Your objective:
Go through the material below and copy each line where the word "économiques" appears.

Input rows:
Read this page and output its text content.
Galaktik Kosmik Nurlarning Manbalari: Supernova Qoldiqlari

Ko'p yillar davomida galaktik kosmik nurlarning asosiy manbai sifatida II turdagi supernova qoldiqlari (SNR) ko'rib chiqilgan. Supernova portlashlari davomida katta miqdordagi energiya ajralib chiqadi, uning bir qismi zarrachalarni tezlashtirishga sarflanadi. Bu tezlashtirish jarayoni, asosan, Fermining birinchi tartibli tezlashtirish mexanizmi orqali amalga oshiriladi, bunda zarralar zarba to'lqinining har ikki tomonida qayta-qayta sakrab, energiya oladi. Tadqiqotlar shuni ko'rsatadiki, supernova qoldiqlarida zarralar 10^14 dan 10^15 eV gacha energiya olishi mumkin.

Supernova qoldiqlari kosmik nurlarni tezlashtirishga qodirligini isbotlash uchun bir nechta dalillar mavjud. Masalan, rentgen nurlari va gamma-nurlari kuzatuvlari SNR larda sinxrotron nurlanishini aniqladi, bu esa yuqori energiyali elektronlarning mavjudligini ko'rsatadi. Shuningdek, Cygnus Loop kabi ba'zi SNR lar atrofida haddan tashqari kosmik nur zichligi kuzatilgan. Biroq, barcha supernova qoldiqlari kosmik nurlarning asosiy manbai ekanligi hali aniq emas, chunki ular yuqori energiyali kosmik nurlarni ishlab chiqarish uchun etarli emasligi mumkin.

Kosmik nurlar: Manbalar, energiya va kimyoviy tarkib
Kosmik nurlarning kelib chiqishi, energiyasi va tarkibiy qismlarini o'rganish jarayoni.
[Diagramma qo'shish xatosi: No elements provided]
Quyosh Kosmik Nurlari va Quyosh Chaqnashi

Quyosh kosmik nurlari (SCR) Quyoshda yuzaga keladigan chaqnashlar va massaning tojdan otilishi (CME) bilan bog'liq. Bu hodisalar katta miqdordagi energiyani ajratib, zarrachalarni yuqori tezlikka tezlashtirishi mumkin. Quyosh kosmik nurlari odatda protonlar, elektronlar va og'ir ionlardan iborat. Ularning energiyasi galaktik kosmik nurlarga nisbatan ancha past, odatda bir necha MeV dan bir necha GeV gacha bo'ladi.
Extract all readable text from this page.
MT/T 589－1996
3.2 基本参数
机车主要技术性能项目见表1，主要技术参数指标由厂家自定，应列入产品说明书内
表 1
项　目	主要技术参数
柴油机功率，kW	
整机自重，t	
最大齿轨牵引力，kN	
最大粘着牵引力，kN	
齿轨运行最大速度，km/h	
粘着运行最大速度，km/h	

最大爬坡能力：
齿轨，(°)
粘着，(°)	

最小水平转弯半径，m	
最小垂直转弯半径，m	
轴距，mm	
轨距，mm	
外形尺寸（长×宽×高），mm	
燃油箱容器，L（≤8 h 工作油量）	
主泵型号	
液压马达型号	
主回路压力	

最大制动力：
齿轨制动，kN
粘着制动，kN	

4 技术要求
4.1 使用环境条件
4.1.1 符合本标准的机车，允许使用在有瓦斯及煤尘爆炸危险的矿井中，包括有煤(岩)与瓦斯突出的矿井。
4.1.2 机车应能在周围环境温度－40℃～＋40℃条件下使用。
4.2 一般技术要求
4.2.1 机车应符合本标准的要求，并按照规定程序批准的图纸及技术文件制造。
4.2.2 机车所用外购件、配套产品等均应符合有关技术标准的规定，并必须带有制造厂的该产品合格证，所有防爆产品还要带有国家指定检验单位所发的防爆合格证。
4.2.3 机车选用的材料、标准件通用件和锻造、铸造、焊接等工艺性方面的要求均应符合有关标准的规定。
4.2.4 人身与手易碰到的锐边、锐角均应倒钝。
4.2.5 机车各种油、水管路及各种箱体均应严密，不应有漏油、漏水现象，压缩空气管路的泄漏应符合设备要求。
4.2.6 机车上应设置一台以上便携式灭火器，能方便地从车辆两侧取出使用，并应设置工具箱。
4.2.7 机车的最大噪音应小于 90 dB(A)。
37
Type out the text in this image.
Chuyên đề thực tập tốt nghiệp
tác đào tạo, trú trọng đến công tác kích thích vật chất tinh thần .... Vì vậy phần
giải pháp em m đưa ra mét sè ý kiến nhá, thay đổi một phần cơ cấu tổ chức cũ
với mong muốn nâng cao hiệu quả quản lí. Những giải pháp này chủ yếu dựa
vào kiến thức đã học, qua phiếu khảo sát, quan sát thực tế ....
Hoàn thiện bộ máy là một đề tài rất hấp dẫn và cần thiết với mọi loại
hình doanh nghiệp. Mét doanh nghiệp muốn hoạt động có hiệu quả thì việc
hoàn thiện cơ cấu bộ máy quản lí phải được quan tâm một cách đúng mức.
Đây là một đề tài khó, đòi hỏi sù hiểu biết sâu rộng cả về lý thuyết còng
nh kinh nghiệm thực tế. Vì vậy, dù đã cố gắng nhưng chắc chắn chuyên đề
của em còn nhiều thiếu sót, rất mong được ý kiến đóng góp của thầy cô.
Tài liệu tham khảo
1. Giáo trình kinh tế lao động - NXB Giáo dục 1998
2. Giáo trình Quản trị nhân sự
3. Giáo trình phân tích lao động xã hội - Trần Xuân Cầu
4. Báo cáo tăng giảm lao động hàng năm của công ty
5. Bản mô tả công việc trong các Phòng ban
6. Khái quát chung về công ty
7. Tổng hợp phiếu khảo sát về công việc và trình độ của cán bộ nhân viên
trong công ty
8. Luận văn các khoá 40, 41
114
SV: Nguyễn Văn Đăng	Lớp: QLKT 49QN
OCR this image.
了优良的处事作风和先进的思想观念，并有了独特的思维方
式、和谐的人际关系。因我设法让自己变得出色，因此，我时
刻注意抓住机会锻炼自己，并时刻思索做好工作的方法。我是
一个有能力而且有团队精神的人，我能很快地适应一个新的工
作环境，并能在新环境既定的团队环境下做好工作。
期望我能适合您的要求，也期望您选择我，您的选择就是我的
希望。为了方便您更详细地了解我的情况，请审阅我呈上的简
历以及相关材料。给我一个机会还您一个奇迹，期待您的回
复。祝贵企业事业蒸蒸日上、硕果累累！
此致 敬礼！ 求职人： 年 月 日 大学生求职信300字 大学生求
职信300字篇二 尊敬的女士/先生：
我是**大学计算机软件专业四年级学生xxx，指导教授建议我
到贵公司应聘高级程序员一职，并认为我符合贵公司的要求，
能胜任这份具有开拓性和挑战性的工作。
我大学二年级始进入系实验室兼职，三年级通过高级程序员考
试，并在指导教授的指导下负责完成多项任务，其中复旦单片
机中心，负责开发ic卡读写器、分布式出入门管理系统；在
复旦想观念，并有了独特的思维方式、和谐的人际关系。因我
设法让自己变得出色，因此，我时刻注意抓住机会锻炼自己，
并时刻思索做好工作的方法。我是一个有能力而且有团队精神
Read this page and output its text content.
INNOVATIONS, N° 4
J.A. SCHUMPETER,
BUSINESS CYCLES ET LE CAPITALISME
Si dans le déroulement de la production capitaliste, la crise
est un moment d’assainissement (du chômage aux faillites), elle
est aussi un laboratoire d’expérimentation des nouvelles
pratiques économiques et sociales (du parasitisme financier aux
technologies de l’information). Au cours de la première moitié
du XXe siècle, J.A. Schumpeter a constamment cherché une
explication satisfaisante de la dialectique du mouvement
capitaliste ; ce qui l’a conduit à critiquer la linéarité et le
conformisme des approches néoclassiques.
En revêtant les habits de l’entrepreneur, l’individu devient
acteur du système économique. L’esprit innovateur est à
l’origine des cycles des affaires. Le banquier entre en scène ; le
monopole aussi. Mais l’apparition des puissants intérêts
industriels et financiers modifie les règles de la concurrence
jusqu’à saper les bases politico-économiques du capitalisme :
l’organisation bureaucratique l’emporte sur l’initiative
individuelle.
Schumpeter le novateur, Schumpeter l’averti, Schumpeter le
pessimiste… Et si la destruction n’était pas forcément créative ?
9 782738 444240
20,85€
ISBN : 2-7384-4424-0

Solution to this problem:
pratiques économiques et sociales (du parasitisme financier aux
jusqu’à saper les bases politico-économiques du capitalisme :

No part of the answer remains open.